● **WHAT IS EXPECTED**: Without the pictures, return each record as it appears.

## Begin INFORMATION GIVEN

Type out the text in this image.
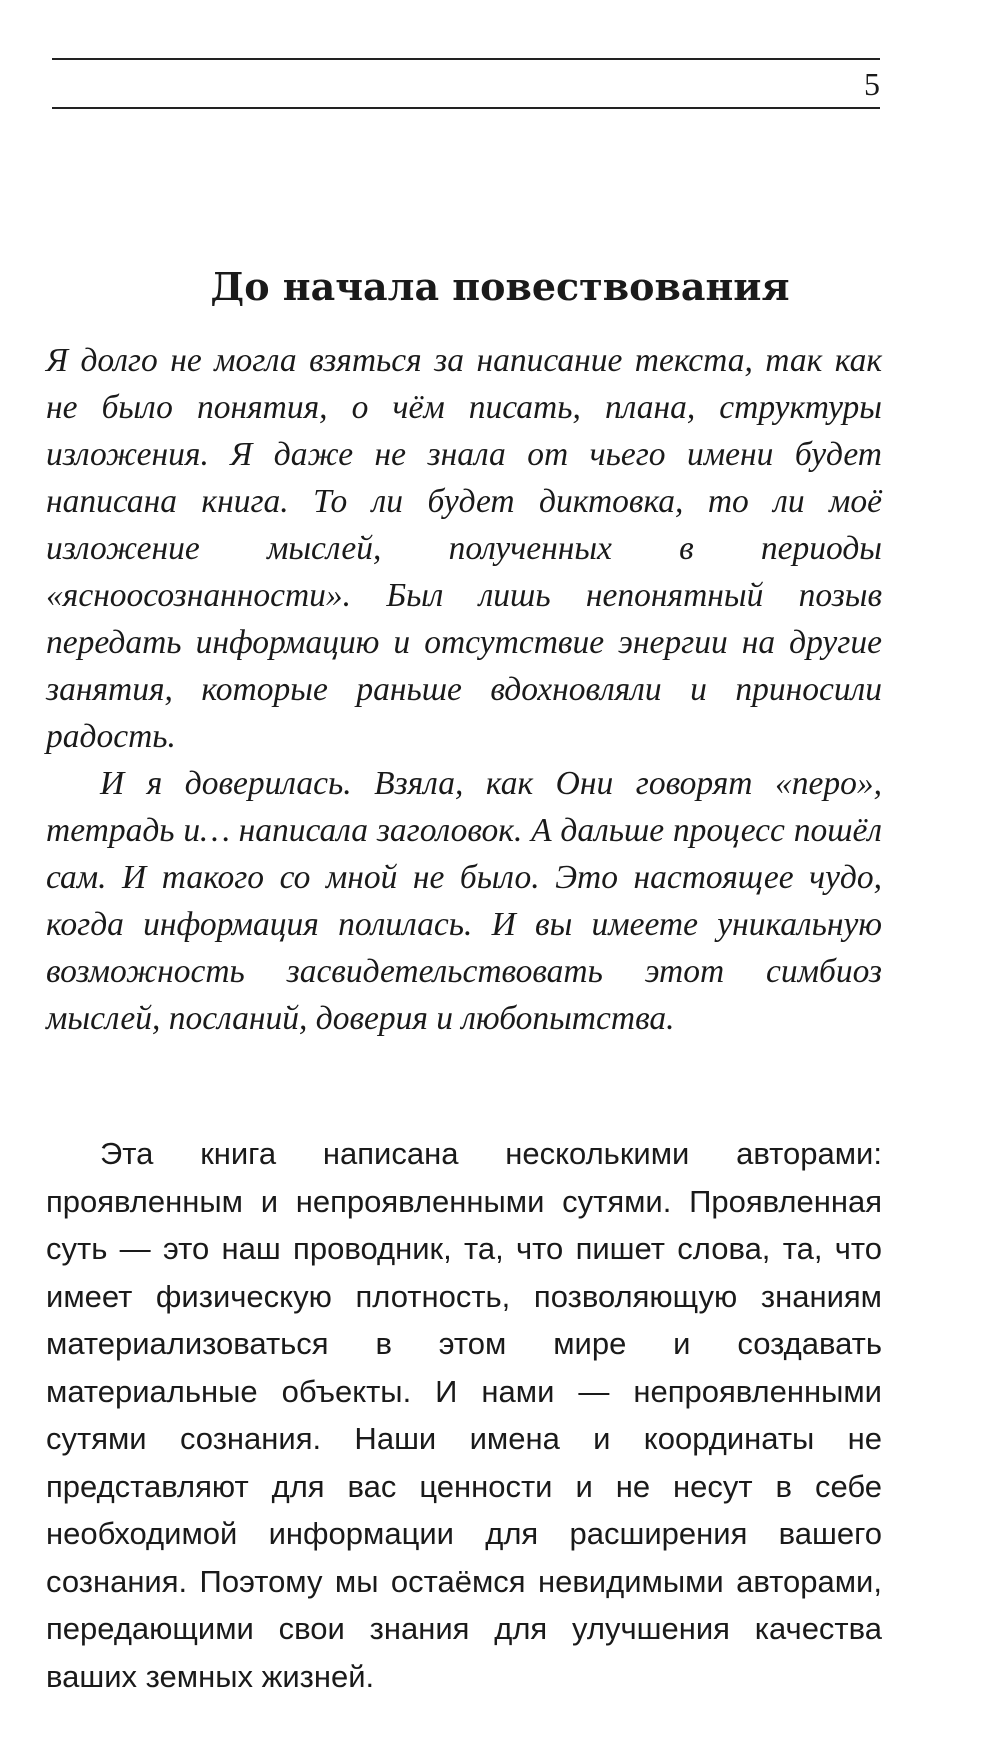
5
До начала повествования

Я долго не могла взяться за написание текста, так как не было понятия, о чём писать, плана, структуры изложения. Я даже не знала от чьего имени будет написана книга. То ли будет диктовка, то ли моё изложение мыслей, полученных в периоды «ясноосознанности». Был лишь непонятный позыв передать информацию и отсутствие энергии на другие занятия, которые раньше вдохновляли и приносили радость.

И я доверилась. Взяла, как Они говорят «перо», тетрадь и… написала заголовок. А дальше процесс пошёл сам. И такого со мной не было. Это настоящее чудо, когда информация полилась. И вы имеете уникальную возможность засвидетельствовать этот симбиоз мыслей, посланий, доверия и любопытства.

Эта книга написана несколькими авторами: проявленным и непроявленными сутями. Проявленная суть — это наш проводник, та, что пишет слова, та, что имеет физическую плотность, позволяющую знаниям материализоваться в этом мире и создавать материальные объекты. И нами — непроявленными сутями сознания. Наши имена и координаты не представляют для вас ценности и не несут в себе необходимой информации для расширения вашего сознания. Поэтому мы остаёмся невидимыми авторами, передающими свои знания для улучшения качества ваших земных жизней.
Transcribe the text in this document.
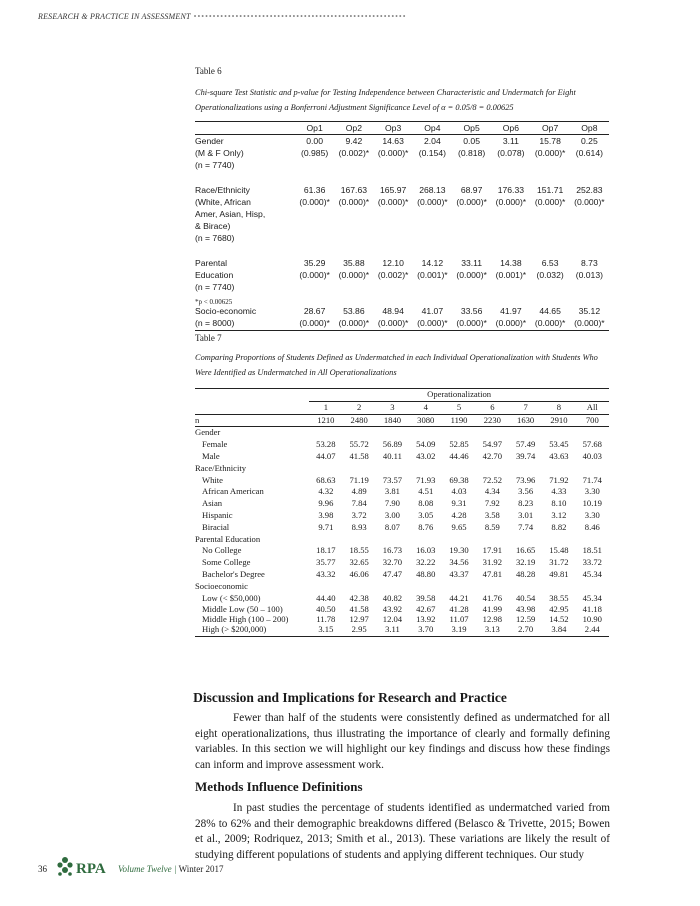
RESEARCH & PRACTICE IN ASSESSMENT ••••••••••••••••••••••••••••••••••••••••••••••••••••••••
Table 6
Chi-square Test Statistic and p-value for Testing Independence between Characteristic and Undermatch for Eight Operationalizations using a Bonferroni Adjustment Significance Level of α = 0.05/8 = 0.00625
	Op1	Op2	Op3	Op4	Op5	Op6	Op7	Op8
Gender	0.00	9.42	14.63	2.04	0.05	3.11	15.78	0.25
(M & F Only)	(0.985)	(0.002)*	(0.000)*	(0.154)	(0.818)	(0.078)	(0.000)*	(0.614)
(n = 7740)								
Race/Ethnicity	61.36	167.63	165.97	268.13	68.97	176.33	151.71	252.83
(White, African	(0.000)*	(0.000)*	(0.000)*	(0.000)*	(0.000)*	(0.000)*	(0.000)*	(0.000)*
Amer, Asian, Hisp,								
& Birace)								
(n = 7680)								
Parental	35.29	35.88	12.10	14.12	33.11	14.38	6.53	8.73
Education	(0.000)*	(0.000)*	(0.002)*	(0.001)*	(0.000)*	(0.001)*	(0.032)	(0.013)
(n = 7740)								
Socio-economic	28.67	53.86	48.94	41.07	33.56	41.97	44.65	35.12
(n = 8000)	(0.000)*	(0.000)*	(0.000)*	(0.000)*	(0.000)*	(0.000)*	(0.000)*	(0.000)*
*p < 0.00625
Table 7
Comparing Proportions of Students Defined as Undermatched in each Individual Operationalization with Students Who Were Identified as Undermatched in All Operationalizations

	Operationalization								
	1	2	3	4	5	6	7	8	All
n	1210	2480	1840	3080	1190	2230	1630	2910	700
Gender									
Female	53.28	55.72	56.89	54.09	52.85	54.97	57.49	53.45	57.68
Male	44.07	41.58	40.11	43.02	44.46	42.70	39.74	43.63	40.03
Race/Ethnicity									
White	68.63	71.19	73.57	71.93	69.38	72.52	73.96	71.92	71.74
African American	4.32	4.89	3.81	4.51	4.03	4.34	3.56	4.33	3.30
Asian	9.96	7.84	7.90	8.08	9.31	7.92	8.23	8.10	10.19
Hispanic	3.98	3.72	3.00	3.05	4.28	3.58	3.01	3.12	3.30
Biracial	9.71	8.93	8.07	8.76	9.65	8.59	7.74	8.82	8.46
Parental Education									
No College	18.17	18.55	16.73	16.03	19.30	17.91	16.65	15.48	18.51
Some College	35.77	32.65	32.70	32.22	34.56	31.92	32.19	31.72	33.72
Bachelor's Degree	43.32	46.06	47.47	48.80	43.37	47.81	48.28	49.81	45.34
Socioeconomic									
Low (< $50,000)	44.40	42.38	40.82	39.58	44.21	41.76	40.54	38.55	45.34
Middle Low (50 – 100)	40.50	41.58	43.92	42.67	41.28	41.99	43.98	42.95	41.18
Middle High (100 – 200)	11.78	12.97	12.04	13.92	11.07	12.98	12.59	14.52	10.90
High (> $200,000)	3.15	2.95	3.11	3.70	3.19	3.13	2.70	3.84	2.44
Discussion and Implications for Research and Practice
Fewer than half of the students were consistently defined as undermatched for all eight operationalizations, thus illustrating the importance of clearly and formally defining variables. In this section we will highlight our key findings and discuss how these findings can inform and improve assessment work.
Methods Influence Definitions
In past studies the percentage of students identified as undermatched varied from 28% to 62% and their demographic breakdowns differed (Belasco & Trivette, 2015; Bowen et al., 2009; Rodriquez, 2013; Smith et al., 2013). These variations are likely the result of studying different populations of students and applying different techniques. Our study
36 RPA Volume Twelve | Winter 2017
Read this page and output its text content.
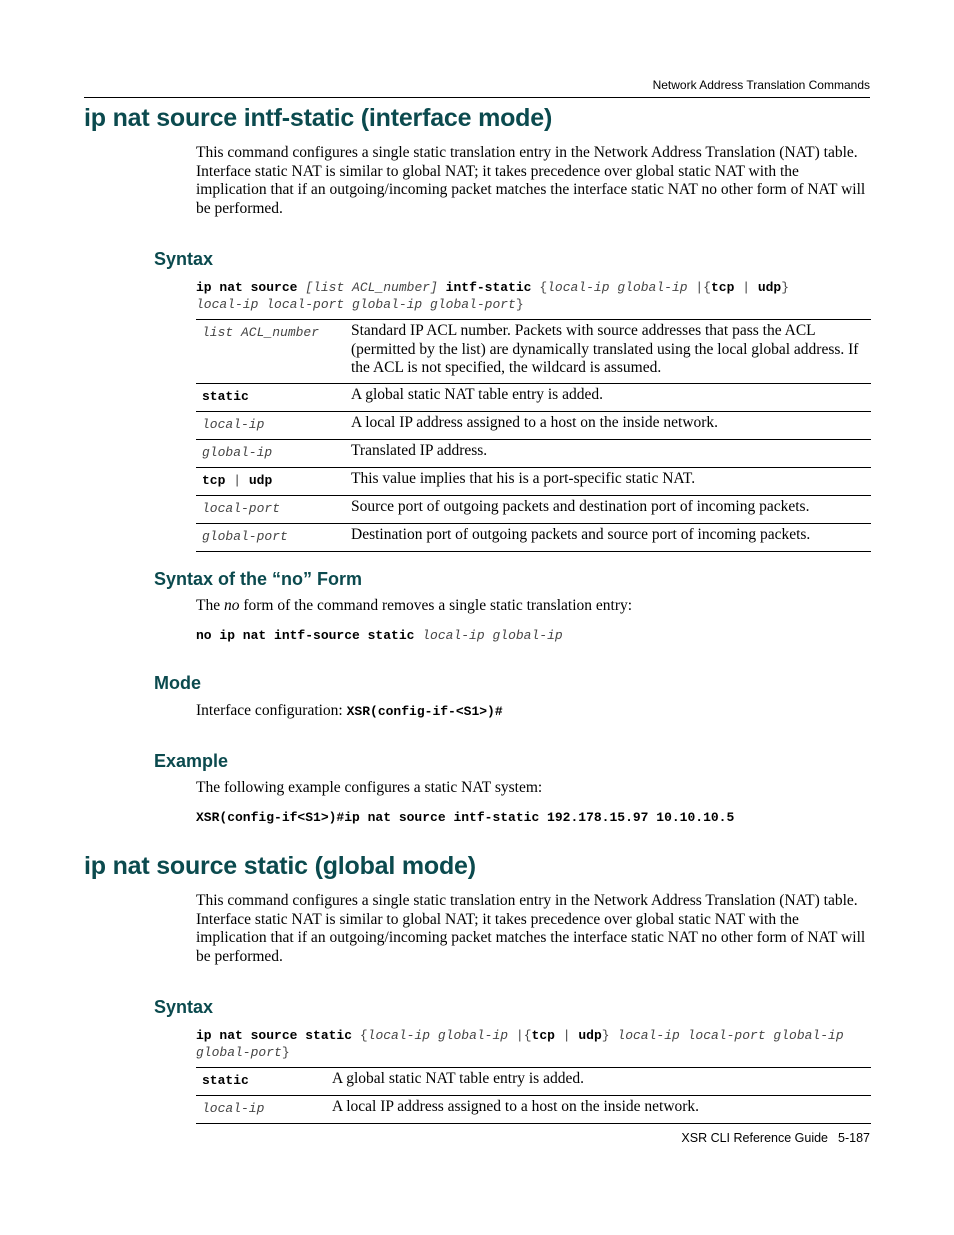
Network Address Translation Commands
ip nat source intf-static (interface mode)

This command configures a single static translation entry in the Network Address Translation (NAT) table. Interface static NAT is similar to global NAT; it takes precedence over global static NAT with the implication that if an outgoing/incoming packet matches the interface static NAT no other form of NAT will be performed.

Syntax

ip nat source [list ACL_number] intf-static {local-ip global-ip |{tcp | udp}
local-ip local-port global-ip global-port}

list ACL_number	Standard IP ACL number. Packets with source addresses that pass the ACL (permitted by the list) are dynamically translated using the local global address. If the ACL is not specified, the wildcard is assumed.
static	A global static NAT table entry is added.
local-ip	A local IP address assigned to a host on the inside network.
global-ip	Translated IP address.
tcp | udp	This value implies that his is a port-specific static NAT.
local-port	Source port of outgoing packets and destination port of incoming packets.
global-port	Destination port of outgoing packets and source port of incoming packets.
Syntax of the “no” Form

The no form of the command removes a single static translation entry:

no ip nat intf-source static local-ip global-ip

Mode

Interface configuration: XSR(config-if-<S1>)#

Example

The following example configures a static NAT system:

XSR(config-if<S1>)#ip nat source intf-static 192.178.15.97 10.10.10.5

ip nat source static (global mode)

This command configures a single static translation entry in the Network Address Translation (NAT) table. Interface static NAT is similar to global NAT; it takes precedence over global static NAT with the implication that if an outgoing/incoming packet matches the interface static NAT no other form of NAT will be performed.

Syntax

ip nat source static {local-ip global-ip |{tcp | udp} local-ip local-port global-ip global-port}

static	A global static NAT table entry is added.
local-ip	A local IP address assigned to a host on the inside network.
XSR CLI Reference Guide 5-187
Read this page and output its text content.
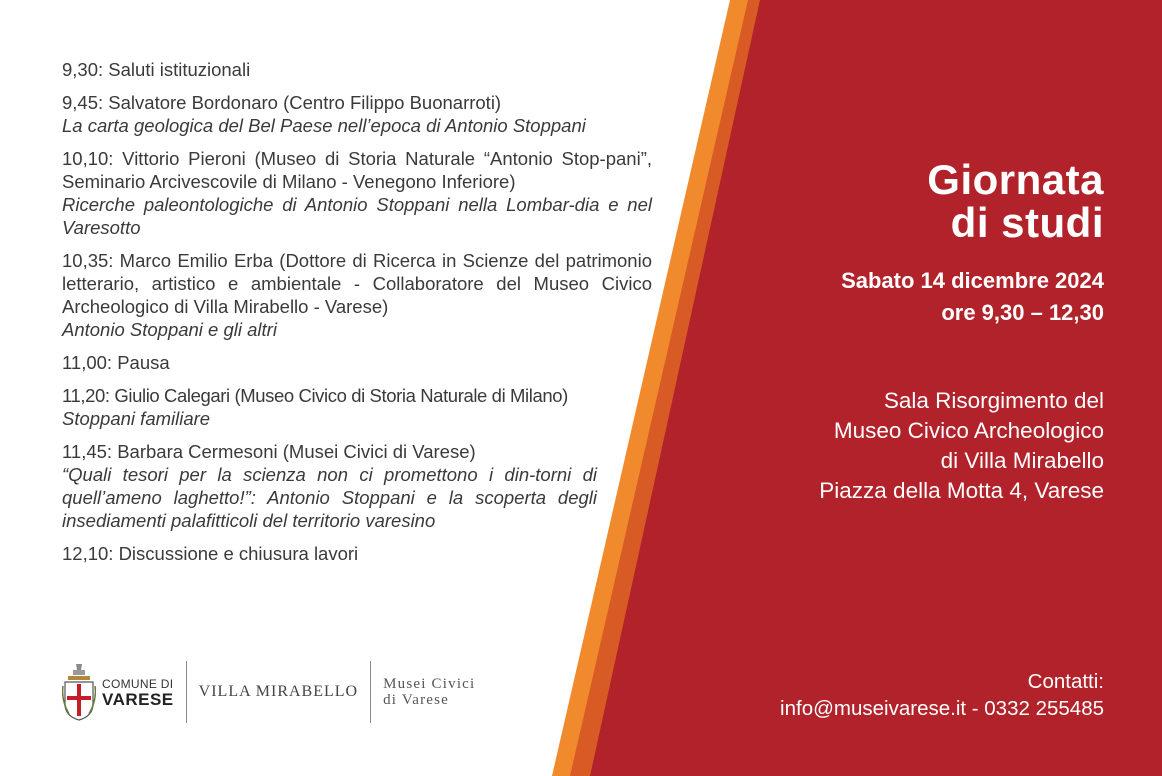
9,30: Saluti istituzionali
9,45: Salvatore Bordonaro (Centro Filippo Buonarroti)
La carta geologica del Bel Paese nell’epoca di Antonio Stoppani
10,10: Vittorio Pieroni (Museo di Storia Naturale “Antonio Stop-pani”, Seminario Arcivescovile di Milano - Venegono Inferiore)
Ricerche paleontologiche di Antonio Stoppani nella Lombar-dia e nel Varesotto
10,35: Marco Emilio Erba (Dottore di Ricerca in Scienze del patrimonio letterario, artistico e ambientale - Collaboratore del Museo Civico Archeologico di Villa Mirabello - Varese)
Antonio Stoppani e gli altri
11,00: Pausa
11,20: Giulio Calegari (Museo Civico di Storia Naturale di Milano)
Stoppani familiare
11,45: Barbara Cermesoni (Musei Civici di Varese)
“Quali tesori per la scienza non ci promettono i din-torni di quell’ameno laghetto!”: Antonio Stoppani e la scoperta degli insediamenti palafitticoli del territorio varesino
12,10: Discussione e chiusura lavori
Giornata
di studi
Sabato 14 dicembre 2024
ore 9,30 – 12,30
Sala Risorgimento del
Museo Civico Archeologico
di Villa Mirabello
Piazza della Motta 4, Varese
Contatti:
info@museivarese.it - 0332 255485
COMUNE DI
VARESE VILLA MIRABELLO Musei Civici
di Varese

## End INFORMATION GIVEN

● **ANSWER TO THIS TASK**:
Type out the text in this image.
5
До начала повествования

Я долго не могла взяться за написание текста, так как не было понятия, о чём писать, плана, структуры изложения. Я даже не знала от чьего имени будет написана книга. То ли будет диктовка, то ли моё изложение мыслей, полученных в периоды «ясноосознанности». Был лишь непонятный позыв передать информацию и отсутствие энергии на другие занятия, которые раньше вдохновляли и приносили радость.

И я доверилась. Взяла, как Они говорят «перо», тетрадь и… написала заголовок. А дальше процесс пошёл сам. И такого со мной не было. Это настоящее чудо, когда информация полилась. И вы имеете уникальную возможность засвидетельствовать этот симбиоз мыслей, посланий, доверия и любопытства.

Эта книга написана несколькими авторами: проявленным и непроявленными сутями. Проявленная суть — это наш проводник, та, что пишет слова, та, что имеет физическую плотность, позволяющую знаниям материализоваться в этом мире и создавать материальные объекты. И нами — непроявленными сутями сознания. Наши имена и координаты не представляют для вас ценности и не несут в себе необходимой информации для расширения вашего сознания. Поэтому мы остаёмся невидимыми авторами, передающими свои знания для улучшения качества ваших земных жизней.
Transcribe the text in this document.
RESEARCH & PRACTICE IN ASSESSMENT ••••••••••••••••••••••••••••••••••••••••••••••••••••••••
Table 6
Chi-square Test Statistic and p-value for Testing Independence between Characteristic and Undermatch for Eight Operationalizations using a Bonferroni Adjustment Significance Level of α = 0.05/8 = 0.00625
	Op1	Op2	Op3	Op4	Op5	Op6	Op7	Op8
Gender	0.00	9.42	14.63	2.04	0.05	3.11	15.78	0.25
(M & F Only)	(0.985)	(0.002)*	(0.000)*	(0.154)	(0.818)	(0.078)	(0.000)*	(0.614)
(n = 7740)								
Race/Ethnicity	61.36	167.63	165.97	268.13	68.97	176.33	151.71	252.83
(White, African	(0.000)*	(0.000)*	(0.000)*	(0.000)*	(0.000)*	(0.000)*	(0.000)*	(0.000)*
Amer, Asian, Hisp,								
& Birace)								
(n = 7680)								
Parental	35.29	35.88	12.10	14.12	33.11	14.38	6.53	8.73
Education	(0.000)*	(0.000)*	(0.002)*	(0.001)*	(0.000)*	(0.001)*	(0.032)	(0.013)
(n = 7740)								
Socio-economic	28.67	53.86	48.94	41.07	33.56	41.97	44.65	35.12
(n = 8000)	(0.000)*	(0.000)*	(0.000)*	(0.000)*	(0.000)*	(0.000)*	(0.000)*	(0.000)*
*p < 0.00625
Table 7
Comparing Proportions of Students Defined as Undermatched in each Individual Operationalization with Students Who Were Identified as Undermatched in All Operationalizations

	Operationalization								
	1	2	3	4	5	6	7	8	All
n	1210	2480	1840	3080	1190	2230	1630	2910	700
Gender									
Female	53.28	55.72	56.89	54.09	52.85	54.97	57.49	53.45	57.68
Male	44.07	41.58	40.11	43.02	44.46	42.70	39.74	43.63	40.03
Race/Ethnicity									
White	68.63	71.19	73.57	71.93	69.38	72.52	73.96	71.92	71.74
African American	4.32	4.89	3.81	4.51	4.03	4.34	3.56	4.33	3.30
Asian	9.96	7.84	7.90	8.08	9.31	7.92	8.23	8.10	10.19
Hispanic	3.98	3.72	3.00	3.05	4.28	3.58	3.01	3.12	3.30
Biracial	9.71	8.93	8.07	8.76	9.65	8.59	7.74	8.82	8.46
Parental Education									
No College	18.17	18.55	16.73	16.03	19.30	17.91	16.65	15.48	18.51
Some College	35.77	32.65	32.70	32.22	34.56	31.92	32.19	31.72	33.72
Bachelor's Degree	43.32	46.06	47.47	48.80	43.37	47.81	48.28	49.81	45.34
Socioeconomic									
Low (< $50,000)	44.40	42.38	40.82	39.58	44.21	41.76	40.54	38.55	45.34
Middle Low (50 – 100)	40.50	41.58	43.92	42.67	41.28	41.99	43.98	42.95	41.18
Middle High (100 – 200)	11.78	12.97	12.04	13.92	11.07	12.98	12.59	14.52	10.90
High (> $200,000)	3.15	2.95	3.11	3.70	3.19	3.13	2.70	3.84	2.44
Discussion and Implications for Research and Practice
Fewer than half of the students were consistently defined as undermatched for all eight operationalizations, thus illustrating the importance of clearly and formally defining variables. In this section we will highlight our key findings and discuss how these findings can inform and improve assessment work.
Methods Influence Definitions
In past studies the percentage of students identified as undermatched varied from 28% to 62% and their demographic breakdowns differed (Belasco & Trivette, 2015; Bowen et al., 2009; Rodriquez, 2013; Smith et al., 2013). These variations are likely the result of studying different populations of students and applying different techniques. Our study
36 RPA Volume Twelve | Winter 2017
Read this page and output its text content.
Network Address Translation Commands
ip nat source intf-static (interface mode)

This command configures a single static translation entry in the Network Address Translation (NAT) table. Interface static NAT is similar to global NAT; it takes precedence over global static NAT with the implication that if an outgoing/incoming packet matches the interface static NAT no other form of NAT will be performed.

Syntax

ip nat source [list ACL_number] intf-static {local-ip global-ip |{tcp | udp}
local-ip local-port global-ip global-port}

list ACL_number	Standard IP ACL number. Packets with source addresses that pass the ACL (permitted by the list) are dynamically translated using the local global address. If the ACL is not specified, the wildcard is assumed.
static	A global static NAT table entry is added.
local-ip	A local IP address assigned to a host on the inside network.
global-ip	Translated IP address.
tcp | udp	This value implies that his is a port-specific static NAT.
local-port	Source port of outgoing packets and destination port of incoming packets.
global-port	Destination port of outgoing packets and source port of incoming packets.
Syntax of the “no” Form

The no form of the command removes a single static translation entry:

no ip nat intf-source static local-ip global-ip

Mode

Interface configuration: XSR(config-if-<S1>)#

Example

The following example configures a static NAT system:

XSR(config-if<S1>)#ip nat source intf-static 192.178.15.97 10.10.10.5

ip nat source static (global mode)

This command configures a single static translation entry in the Network Address Translation (NAT) table. Interface static NAT is similar to global NAT; it takes precedence over global static NAT with the implication that if an outgoing/incoming packet matches the interface static NAT no other form of NAT will be performed.

Syntax

ip nat source static {local-ip global-ip |{tcp | udp} local-ip local-port global-ip global-port}

static	A global static NAT table entry is added.
local-ip	A local IP address assigned to a host on the inside network.
XSR CLI Reference Guide 5-187
Read this page and output its text content.
9,30: Saluti istituzionali
9,45: Salvatore Bordonaro (Centro Filippo Buonarroti)
La carta geologica del Bel Paese nell’epoca di Antonio Stoppani
10,10: Vittorio Pieroni (Museo di Storia Naturale “Antonio Stop-pani”, Seminario Arcivescovile di Milano - Venegono Inferiore)
Ricerche paleontologiche di Antonio Stoppani nella Lombar-dia e nel Varesotto
10,35: Marco Emilio Erba (Dottore di Ricerca in Scienze del patrimonio letterario, artistico e ambientale - Collaboratore del Museo Civico Archeologico di Villa Mirabello - Varese)
Antonio Stoppani e gli altri
11,00: Pausa
11,20: Giulio Calegari (Museo Civico di Storia Naturale di Milano)
Stoppani familiare
11,45: Barbara Cermesoni (Musei Civici di Varese)
“Quali tesori per la scienza non ci promettono i din-torni di quell’ameno laghetto!”: Antonio Stoppani e la scoperta degli insediamenti palafitticoli del territorio varesino
12,10: Discussione e chiusura lavori
Giornata
di studi
Sabato 14 dicembre 2024
ore 9,30 – 12,30
Sala Risorgimento del
Museo Civico Archeologico
di Villa Mirabello
Piazza della Motta 4, Varese
Contatti:
info@museivarese.it - 0332 255485
COMUNE DI
VARESE VILLA MIRABELLO Musei Civici
di Varese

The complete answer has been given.